● Source records
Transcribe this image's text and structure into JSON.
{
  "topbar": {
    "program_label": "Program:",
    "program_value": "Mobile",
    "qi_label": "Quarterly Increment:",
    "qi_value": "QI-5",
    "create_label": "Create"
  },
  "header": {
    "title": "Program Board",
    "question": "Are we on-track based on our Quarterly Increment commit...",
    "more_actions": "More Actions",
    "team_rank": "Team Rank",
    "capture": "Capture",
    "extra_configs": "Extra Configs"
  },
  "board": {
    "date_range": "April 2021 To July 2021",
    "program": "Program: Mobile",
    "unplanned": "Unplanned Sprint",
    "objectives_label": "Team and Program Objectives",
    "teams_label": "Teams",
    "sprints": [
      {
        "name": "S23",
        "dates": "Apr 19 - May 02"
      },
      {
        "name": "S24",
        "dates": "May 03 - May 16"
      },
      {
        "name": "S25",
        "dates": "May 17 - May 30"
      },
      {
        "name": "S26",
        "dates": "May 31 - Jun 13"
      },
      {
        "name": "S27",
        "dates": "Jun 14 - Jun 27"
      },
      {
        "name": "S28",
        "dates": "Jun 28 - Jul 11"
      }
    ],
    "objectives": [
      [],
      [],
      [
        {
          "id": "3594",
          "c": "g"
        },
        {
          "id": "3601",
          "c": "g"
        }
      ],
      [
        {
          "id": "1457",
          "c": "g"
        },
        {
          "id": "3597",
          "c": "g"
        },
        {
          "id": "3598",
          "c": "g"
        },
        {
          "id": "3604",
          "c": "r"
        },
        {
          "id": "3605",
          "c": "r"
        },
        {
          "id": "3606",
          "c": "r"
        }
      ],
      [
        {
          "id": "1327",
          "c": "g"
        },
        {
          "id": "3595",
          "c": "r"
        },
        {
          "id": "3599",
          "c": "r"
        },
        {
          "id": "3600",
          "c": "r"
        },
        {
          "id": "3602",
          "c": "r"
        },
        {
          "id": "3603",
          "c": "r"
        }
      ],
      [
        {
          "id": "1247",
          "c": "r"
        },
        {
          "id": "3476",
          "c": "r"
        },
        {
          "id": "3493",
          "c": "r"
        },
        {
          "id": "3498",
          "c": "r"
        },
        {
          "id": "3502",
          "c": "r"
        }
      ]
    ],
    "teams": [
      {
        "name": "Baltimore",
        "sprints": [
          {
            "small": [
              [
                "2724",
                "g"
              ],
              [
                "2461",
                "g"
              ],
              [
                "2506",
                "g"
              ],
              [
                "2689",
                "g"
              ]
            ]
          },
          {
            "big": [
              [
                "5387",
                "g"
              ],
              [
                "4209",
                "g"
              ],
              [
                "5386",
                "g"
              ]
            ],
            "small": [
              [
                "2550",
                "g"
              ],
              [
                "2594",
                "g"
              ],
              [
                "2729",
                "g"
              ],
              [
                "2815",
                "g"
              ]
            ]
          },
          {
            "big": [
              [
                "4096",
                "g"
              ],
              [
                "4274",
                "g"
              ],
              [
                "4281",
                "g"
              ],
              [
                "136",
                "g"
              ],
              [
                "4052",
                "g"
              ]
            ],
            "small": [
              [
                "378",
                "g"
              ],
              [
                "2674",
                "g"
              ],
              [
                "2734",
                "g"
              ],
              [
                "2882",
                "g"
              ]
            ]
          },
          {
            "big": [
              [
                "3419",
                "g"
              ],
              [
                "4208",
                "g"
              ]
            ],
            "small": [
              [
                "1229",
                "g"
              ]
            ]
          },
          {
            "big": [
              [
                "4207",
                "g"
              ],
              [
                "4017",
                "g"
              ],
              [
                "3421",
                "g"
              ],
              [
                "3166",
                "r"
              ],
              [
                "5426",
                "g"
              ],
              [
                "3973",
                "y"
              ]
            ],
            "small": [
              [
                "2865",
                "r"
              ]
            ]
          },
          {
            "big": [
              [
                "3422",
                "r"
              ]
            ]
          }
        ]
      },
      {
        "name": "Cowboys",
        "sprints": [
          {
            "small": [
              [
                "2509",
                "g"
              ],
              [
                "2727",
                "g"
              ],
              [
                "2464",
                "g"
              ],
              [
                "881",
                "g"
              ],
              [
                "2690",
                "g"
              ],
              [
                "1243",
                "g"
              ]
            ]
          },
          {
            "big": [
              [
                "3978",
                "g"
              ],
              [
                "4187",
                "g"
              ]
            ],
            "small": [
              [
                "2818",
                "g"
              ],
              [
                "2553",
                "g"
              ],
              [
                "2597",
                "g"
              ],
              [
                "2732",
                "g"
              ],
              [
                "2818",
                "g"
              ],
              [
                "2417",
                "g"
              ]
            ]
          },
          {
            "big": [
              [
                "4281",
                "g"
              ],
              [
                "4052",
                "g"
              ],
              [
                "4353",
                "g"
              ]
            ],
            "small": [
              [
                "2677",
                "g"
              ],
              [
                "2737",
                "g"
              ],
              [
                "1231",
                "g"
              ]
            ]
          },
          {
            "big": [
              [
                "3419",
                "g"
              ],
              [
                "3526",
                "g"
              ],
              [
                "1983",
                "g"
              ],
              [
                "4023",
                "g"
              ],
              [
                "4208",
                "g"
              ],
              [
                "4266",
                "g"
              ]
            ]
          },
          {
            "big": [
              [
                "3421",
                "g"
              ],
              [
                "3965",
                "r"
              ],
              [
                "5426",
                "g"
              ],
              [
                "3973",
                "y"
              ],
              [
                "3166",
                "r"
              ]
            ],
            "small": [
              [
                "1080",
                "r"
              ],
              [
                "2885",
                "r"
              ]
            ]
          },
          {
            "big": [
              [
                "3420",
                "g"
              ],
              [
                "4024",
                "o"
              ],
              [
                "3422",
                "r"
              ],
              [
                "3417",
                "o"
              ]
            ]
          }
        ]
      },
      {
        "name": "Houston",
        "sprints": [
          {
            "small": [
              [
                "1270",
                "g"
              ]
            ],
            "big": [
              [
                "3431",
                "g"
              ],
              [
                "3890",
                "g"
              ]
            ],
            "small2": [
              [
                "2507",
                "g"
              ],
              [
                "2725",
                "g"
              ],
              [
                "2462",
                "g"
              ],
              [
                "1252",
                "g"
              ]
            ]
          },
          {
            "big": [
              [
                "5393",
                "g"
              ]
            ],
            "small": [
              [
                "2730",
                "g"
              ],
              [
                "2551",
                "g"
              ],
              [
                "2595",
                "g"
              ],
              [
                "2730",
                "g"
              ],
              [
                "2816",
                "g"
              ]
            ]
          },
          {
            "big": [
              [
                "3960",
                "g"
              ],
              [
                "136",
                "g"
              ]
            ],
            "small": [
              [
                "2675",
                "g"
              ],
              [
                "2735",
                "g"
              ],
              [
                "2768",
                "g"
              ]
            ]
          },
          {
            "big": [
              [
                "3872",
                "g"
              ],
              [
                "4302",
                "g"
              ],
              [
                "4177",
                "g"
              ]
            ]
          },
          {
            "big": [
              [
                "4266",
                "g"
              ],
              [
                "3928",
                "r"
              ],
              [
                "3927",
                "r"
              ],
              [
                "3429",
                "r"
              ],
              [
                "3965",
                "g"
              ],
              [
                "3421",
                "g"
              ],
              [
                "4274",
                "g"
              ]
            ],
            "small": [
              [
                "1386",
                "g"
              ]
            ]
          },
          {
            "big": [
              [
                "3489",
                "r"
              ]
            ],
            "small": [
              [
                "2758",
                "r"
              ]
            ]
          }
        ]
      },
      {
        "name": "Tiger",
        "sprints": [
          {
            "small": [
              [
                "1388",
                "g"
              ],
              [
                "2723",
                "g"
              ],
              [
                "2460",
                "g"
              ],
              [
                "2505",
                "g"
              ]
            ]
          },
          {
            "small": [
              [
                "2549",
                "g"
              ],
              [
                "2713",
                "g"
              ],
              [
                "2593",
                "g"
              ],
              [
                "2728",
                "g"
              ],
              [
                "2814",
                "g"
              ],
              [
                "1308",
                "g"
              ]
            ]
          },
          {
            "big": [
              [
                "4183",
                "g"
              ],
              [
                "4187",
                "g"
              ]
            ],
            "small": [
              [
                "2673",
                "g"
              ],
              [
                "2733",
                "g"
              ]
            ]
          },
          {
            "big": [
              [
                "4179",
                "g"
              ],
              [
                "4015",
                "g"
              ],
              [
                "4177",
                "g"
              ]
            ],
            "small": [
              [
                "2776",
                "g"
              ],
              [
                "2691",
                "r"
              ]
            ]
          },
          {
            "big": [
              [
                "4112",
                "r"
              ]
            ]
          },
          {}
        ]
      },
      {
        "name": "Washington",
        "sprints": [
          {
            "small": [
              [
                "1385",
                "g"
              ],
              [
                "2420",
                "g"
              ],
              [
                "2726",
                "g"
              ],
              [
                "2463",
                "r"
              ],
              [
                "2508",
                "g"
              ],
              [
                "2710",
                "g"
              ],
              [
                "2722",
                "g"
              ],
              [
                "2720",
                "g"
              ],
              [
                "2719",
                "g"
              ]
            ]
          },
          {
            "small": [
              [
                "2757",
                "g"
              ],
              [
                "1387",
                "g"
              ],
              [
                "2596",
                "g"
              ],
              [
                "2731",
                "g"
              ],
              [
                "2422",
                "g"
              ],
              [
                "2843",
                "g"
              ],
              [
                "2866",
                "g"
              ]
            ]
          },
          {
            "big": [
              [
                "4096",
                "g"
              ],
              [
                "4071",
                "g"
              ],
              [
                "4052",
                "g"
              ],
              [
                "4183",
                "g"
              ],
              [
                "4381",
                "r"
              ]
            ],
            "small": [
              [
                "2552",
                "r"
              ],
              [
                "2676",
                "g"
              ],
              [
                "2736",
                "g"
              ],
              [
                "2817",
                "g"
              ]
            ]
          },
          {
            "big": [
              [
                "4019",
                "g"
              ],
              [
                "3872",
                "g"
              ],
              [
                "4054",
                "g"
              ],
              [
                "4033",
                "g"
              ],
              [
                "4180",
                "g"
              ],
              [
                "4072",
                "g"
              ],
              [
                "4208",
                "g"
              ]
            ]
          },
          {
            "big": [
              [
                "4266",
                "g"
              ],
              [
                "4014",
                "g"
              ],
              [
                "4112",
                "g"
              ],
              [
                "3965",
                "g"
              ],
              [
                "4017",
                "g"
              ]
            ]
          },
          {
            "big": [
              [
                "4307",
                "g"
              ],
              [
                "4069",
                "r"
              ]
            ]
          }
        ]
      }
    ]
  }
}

● What to do
Look through the entries above and report each line where the string "dates" occurs.

● Full response
        "dates": "Apr 19 - May 02"
        "dates": "May 03 - May 16"
        "dates": "May 17 - May 30"
        "dates": "May 31 - Jun 13"
        "dates": "Jun 14 - Jun 27"
        "dates": "Jun 28 - Jul 11"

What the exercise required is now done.